Entries provided:
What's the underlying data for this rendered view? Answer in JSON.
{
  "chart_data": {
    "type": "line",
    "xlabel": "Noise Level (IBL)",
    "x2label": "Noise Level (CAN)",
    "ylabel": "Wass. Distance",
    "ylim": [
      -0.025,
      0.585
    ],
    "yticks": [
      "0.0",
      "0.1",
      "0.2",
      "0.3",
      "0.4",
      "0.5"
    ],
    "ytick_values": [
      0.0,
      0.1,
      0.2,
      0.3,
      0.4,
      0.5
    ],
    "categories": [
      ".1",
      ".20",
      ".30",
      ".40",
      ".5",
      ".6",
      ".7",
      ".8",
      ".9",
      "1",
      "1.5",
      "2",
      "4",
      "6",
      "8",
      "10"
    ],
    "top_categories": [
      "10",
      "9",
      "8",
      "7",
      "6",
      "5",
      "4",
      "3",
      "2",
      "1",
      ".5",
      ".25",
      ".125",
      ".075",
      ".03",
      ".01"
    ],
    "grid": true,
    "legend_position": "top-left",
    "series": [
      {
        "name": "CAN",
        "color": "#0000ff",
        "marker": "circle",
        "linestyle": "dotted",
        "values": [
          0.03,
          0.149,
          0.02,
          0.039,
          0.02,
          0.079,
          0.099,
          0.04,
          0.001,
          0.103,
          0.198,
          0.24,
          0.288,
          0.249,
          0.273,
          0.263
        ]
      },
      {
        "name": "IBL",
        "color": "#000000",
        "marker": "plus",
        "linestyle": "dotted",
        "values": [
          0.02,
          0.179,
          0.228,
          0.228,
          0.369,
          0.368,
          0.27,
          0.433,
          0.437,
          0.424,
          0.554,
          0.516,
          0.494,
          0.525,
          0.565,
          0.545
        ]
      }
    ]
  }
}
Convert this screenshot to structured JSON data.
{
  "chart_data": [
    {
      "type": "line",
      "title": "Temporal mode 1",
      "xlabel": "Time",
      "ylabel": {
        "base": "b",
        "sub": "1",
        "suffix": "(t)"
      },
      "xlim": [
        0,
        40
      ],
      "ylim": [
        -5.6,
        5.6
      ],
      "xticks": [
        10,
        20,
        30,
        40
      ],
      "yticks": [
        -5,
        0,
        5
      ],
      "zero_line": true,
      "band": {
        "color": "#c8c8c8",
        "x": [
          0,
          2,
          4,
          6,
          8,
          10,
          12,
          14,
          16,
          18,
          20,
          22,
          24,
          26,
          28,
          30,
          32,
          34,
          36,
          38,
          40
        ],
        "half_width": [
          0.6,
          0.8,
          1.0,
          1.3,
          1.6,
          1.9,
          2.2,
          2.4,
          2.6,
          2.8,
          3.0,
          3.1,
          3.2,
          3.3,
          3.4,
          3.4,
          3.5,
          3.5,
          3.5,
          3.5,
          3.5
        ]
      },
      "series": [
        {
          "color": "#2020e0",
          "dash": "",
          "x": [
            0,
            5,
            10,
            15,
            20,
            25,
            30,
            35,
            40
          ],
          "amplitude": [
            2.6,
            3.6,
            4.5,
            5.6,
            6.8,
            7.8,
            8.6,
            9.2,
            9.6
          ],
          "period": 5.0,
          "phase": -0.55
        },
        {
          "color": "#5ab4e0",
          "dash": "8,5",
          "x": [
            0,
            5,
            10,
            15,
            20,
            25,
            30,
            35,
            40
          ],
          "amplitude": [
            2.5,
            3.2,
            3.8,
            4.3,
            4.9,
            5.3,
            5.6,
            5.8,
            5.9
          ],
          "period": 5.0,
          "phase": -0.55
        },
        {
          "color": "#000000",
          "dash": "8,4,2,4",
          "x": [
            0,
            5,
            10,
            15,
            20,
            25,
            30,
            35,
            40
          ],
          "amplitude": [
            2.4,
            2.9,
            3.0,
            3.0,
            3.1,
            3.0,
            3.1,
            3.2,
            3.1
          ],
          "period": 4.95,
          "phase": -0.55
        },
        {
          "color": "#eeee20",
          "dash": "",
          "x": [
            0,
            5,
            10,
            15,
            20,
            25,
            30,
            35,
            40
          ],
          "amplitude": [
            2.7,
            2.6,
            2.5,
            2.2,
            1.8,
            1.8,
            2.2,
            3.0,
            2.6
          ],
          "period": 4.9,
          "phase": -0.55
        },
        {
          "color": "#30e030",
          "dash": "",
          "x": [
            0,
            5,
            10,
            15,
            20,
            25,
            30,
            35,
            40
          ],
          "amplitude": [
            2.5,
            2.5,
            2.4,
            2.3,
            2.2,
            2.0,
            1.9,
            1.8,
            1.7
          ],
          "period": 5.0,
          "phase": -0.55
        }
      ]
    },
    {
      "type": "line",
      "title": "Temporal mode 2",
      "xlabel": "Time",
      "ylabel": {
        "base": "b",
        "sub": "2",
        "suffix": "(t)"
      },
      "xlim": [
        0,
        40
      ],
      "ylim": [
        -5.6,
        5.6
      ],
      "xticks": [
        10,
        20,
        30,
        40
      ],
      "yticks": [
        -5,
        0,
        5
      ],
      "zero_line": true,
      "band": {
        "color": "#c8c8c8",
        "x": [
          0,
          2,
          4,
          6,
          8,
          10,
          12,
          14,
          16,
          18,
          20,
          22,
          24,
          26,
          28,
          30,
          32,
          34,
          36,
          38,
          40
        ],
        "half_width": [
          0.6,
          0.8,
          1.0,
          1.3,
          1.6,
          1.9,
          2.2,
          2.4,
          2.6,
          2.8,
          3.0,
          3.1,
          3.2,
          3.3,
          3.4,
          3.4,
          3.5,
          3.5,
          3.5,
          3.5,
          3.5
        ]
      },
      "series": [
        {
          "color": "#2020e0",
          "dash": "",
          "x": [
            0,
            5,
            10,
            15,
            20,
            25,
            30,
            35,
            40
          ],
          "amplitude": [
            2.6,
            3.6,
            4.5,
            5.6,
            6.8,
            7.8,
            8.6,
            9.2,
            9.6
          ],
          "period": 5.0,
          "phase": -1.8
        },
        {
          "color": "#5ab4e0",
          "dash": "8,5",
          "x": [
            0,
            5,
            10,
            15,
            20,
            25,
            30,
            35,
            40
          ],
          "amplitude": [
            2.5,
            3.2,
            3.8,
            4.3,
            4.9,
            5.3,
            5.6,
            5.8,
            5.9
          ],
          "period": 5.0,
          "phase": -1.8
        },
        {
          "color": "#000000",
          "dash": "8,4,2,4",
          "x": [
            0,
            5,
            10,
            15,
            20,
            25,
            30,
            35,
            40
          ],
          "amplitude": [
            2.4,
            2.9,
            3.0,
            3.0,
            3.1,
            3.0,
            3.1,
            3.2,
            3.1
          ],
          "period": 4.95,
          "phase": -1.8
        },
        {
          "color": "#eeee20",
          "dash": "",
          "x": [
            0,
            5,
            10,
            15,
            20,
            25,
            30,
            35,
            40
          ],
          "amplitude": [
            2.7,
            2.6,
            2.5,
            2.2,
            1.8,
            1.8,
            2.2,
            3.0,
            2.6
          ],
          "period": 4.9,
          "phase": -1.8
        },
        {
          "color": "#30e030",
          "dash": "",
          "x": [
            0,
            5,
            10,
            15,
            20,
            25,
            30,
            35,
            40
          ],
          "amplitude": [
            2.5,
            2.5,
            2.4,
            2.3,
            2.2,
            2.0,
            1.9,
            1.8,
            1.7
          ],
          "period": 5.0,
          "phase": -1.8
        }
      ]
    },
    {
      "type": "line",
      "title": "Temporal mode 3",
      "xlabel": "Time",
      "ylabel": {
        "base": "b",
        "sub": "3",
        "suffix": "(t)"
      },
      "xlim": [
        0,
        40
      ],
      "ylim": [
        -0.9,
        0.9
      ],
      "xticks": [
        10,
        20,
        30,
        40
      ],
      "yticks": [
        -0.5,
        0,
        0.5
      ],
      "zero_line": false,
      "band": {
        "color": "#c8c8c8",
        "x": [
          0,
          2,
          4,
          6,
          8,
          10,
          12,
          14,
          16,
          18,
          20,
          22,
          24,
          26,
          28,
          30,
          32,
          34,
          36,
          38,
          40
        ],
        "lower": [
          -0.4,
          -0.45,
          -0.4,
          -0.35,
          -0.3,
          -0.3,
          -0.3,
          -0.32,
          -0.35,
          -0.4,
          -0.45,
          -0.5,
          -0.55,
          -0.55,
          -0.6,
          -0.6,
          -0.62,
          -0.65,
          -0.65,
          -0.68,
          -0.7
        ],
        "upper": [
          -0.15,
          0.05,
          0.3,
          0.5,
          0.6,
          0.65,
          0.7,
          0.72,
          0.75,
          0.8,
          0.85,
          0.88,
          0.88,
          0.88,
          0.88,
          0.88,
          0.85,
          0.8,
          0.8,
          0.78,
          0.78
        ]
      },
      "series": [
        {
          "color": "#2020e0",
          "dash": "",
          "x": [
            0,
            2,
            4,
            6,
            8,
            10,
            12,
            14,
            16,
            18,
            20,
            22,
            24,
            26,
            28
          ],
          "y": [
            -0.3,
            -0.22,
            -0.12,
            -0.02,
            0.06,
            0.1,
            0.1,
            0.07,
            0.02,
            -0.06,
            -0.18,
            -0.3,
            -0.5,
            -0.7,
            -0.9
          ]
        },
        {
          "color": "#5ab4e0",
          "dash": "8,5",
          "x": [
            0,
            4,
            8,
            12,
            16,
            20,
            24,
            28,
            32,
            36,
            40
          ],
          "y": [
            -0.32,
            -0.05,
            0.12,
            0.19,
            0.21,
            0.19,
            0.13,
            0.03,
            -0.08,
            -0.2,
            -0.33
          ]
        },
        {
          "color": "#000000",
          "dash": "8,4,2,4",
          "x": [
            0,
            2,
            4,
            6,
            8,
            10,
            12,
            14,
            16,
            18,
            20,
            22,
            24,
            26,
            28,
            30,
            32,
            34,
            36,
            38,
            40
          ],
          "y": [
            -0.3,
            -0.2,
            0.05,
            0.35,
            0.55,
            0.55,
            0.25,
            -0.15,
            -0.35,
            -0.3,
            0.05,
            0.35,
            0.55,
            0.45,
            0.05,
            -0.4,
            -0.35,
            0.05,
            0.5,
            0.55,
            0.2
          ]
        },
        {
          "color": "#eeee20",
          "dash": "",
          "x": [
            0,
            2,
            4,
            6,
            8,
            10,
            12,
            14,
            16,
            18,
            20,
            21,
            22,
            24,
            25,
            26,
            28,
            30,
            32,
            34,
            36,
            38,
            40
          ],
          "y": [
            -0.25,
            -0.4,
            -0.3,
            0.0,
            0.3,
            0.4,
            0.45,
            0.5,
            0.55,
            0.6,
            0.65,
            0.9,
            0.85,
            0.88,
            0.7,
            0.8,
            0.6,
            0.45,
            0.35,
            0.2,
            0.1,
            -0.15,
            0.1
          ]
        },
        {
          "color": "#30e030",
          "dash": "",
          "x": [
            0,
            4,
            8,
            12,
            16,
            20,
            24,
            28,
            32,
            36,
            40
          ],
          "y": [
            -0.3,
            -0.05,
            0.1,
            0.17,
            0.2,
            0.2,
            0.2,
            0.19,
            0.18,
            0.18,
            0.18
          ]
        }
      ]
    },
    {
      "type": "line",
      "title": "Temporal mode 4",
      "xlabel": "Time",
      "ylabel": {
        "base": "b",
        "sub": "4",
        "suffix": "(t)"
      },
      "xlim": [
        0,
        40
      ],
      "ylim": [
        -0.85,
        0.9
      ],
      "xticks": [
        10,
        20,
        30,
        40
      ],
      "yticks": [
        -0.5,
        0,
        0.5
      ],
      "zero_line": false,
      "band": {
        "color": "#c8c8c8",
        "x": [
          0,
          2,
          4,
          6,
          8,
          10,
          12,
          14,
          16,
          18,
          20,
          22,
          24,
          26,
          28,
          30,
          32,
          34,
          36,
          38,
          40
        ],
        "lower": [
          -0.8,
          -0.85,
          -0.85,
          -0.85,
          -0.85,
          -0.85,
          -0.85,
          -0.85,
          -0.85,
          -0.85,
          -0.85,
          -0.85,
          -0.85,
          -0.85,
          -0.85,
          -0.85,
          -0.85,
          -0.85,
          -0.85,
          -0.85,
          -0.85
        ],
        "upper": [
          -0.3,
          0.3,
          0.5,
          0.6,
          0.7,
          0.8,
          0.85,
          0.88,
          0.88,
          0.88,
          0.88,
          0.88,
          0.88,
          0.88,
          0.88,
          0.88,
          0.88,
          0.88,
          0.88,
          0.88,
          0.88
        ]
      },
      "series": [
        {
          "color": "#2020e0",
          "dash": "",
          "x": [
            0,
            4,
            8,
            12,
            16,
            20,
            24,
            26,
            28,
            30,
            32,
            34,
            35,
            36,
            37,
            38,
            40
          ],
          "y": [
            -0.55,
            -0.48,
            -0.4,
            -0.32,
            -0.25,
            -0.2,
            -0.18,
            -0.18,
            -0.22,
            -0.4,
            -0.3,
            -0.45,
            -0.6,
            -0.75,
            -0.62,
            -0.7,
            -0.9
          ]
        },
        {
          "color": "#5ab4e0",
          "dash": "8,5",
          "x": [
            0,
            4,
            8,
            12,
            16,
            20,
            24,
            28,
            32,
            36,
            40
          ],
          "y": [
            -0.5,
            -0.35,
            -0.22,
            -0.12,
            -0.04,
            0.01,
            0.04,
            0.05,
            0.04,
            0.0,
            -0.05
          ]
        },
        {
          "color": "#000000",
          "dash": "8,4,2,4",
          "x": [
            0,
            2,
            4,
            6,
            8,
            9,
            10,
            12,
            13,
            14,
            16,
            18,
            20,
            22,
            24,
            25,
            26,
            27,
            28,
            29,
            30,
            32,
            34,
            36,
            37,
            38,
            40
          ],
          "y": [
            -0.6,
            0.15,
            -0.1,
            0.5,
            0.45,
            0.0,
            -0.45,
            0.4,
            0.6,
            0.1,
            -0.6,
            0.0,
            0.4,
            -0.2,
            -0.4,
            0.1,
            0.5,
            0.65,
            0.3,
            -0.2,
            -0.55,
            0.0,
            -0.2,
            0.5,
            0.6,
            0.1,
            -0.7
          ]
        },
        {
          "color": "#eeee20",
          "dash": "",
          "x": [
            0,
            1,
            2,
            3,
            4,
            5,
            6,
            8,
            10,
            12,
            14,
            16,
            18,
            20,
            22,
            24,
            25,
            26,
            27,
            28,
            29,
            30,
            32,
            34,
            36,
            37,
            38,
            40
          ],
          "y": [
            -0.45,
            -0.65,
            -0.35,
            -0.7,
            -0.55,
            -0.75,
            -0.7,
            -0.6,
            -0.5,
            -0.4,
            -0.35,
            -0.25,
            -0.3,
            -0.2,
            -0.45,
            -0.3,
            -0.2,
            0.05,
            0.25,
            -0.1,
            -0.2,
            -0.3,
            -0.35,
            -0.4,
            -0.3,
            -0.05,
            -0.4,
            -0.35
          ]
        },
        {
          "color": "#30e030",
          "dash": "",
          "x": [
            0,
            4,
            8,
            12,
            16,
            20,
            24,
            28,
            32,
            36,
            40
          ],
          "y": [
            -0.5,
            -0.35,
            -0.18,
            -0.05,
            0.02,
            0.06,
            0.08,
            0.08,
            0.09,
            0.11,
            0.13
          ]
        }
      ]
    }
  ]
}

Written problem: Show every line that contains the word "JSON".

Written reply:
What's the underlying data for this rendered view? Answer in JSON.
Convert this screenshot to structured JSON data.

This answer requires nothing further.